What is expected –
List each line holding the string "ylabel".

Extracted entries –
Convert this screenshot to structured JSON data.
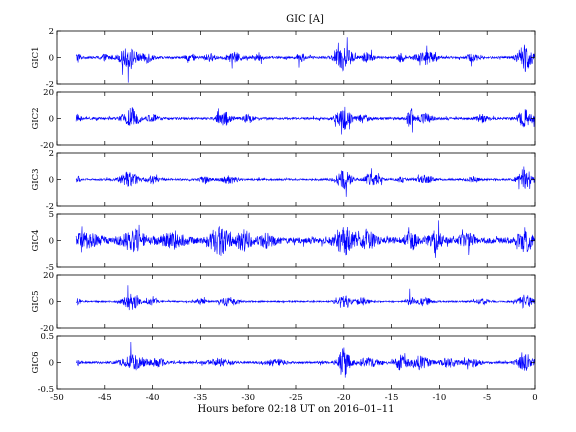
{
  "chart_data": {
    "type": "line",
    "title": "GIC [A]",
    "xlabel": "Hours before  02:18 UT on 2016–01–11",
    "xlim": [
      -50,
      0
    ],
    "xticks": [
      -50,
      -45,
      -40,
      -35,
      -30,
      -25,
      -20,
      -15,
      -10,
      -5,
      0
    ],
    "data_x_range": [
      -48,
      0
    ],
    "grid": false,
    "color": "#0000ff",
    "panels": [
      {
        "ylabel": "GIC1",
        "ylim": [
          -2,
          2
        ],
        "yticks": [
          -2,
          0,
          2
        ],
        "base_amplitude": 0.12,
        "bursts": [
          {
            "center": -47.8,
            "width": 0.3,
            "amp": 0.5
          },
          {
            "center": -45.0,
            "width": 0.6,
            "amp": 0.3
          },
          {
            "center": -42.5,
            "width": 1.0,
            "amp": 1.0
          },
          {
            "center": -40.5,
            "width": 0.6,
            "amp": 0.5
          },
          {
            "center": -36.0,
            "width": 0.5,
            "amp": 0.35
          },
          {
            "center": -34.0,
            "width": 0.6,
            "amp": 0.35
          },
          {
            "center": -31.5,
            "width": 0.8,
            "amp": 0.5
          },
          {
            "center": -29.0,
            "width": 0.6,
            "amp": 0.3
          },
          {
            "center": -24.5,
            "width": 0.4,
            "amp": 0.5
          },
          {
            "center": -20.0,
            "width": 0.8,
            "amp": 1.6
          },
          {
            "center": -17.5,
            "width": 0.6,
            "amp": 0.5
          },
          {
            "center": -14.0,
            "width": 0.4,
            "amp": 0.5
          },
          {
            "center": -11.5,
            "width": 1.0,
            "amp": 0.7
          },
          {
            "center": -6.5,
            "width": 0.6,
            "amp": 0.4
          },
          {
            "center": -1.0,
            "width": 0.8,
            "amp": 1.4
          }
        ]
      },
      {
        "ylabel": "GIC2",
        "ylim": [
          -20,
          20
        ],
        "yticks": [
          -20,
          0,
          20
        ],
        "base_amplitude": 1.2,
        "bursts": [
          {
            "center": -47.8,
            "width": 0.3,
            "amp": 4
          },
          {
            "center": -42.3,
            "width": 0.8,
            "amp": 12
          },
          {
            "center": -40.0,
            "width": 0.6,
            "amp": 4
          },
          {
            "center": -32.5,
            "width": 0.8,
            "amp": 8
          },
          {
            "center": -30.0,
            "width": 0.5,
            "amp": 4
          },
          {
            "center": -20.0,
            "width": 0.8,
            "amp": 11
          },
          {
            "center": -18.0,
            "width": 0.6,
            "amp": 4
          },
          {
            "center": -13.0,
            "width": 0.3,
            "amp": 12
          },
          {
            "center": -11.5,
            "width": 0.8,
            "amp": 5
          },
          {
            "center": -5.5,
            "width": 0.6,
            "amp": 4
          },
          {
            "center": -1.0,
            "width": 0.8,
            "amp": 9
          }
        ]
      },
      {
        "ylabel": "GIC3",
        "ylim": [
          -2,
          2
        ],
        "yticks": [
          -2,
          0,
          2
        ],
        "base_amplitude": 0.1,
        "bursts": [
          {
            "center": -47.8,
            "width": 0.3,
            "amp": 0.3
          },
          {
            "center": -42.5,
            "width": 1.0,
            "amp": 0.7
          },
          {
            "center": -40.0,
            "width": 0.6,
            "amp": 0.4
          },
          {
            "center": -34.5,
            "width": 0.6,
            "amp": 0.3
          },
          {
            "center": -32.0,
            "width": 0.8,
            "amp": 0.4
          },
          {
            "center": -20.0,
            "width": 0.8,
            "amp": 1.0
          },
          {
            "center": -17.0,
            "width": 0.8,
            "amp": 0.6
          },
          {
            "center": -14.0,
            "width": 0.4,
            "amp": 0.3
          },
          {
            "center": -11.5,
            "width": 0.8,
            "amp": 0.4
          },
          {
            "center": -6.5,
            "width": 0.6,
            "amp": 0.3
          },
          {
            "center": -1.0,
            "width": 0.8,
            "amp": 1.0
          }
        ]
      },
      {
        "ylabel": "GIC4",
        "ylim": [
          -5,
          5
        ],
        "yticks": [
          -5,
          0,
          5
        ],
        "base_amplitude": 0.8,
        "bursts": [
          {
            "center": -47.0,
            "width": 1.5,
            "amp": 1.5
          },
          {
            "center": -42.0,
            "width": 1.2,
            "amp": 2.5
          },
          {
            "center": -38.0,
            "width": 1.5,
            "amp": 1.5
          },
          {
            "center": -33.0,
            "width": 1.0,
            "amp": 3.5
          },
          {
            "center": -30.5,
            "width": 0.8,
            "amp": 2.5
          },
          {
            "center": -28.0,
            "width": 0.8,
            "amp": 1.5
          },
          {
            "center": -20.0,
            "width": 1.0,
            "amp": 3.5
          },
          {
            "center": -17.5,
            "width": 0.8,
            "amp": 2.0
          },
          {
            "center": -13.0,
            "width": 0.6,
            "amp": 2.2
          },
          {
            "center": -10.5,
            "width": 0.8,
            "amp": 2.0
          },
          {
            "center": -7.0,
            "width": 0.8,
            "amp": 1.5
          },
          {
            "center": -1.0,
            "width": 0.8,
            "amp": 2.5
          }
        ]
      },
      {
        "ylabel": "GIC5",
        "ylim": [
          -20,
          20
        ],
        "yticks": [
          -20,
          0,
          20
        ],
        "base_amplitude": 0.8,
        "bursts": [
          {
            "center": -47.8,
            "width": 0.3,
            "amp": 3
          },
          {
            "center": -42.3,
            "width": 0.8,
            "amp": 10
          },
          {
            "center": -40.0,
            "width": 0.6,
            "amp": 4
          },
          {
            "center": -35.0,
            "width": 0.6,
            "amp": 3
          },
          {
            "center": -32.0,
            "width": 0.8,
            "amp": 5
          },
          {
            "center": -20.0,
            "width": 0.8,
            "amp": 7
          },
          {
            "center": -18.0,
            "width": 0.6,
            "amp": 4
          },
          {
            "center": -13.0,
            "width": 0.3,
            "amp": 8
          },
          {
            "center": -11.5,
            "width": 0.8,
            "amp": 4
          },
          {
            "center": -5.5,
            "width": 0.6,
            "amp": 3
          },
          {
            "center": -1.0,
            "width": 0.8,
            "amp": 7
          }
        ]
      },
      {
        "ylabel": "GIC6",
        "ylim": [
          -0.5,
          0.5
        ],
        "yticks": [
          -0.5,
          0,
          0.5
        ],
        "base_amplitude": 0.03,
        "bursts": [
          {
            "center": -47.8,
            "width": 0.3,
            "amp": 0.06
          },
          {
            "center": -42.0,
            "width": 1.2,
            "amp": 0.2
          },
          {
            "center": -39.5,
            "width": 0.8,
            "amp": 0.1
          },
          {
            "center": -33.0,
            "width": 1.2,
            "amp": 0.1
          },
          {
            "center": -27.0,
            "width": 1.0,
            "amp": 0.08
          },
          {
            "center": -20.0,
            "width": 0.6,
            "amp": 0.4
          },
          {
            "center": -17.5,
            "width": 1.2,
            "amp": 0.12
          },
          {
            "center": -14.0,
            "width": 0.6,
            "amp": 0.2
          },
          {
            "center": -12.0,
            "width": 1.0,
            "amp": 0.18
          },
          {
            "center": -9.0,
            "width": 1.0,
            "amp": 0.12
          },
          {
            "center": -6.5,
            "width": 0.8,
            "amp": 0.1
          },
          {
            "center": -1.0,
            "width": 0.8,
            "amp": 0.25
          }
        ]
      }
    ]
  }
}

Result of the exercise –
        "ylabel": "GIC1",
        "ylabel": "GIC2",
        "ylabel": "GIC3",
        "ylabel": "GIC4",
        "ylabel": "GIC5",
        "ylabel": "GIC6",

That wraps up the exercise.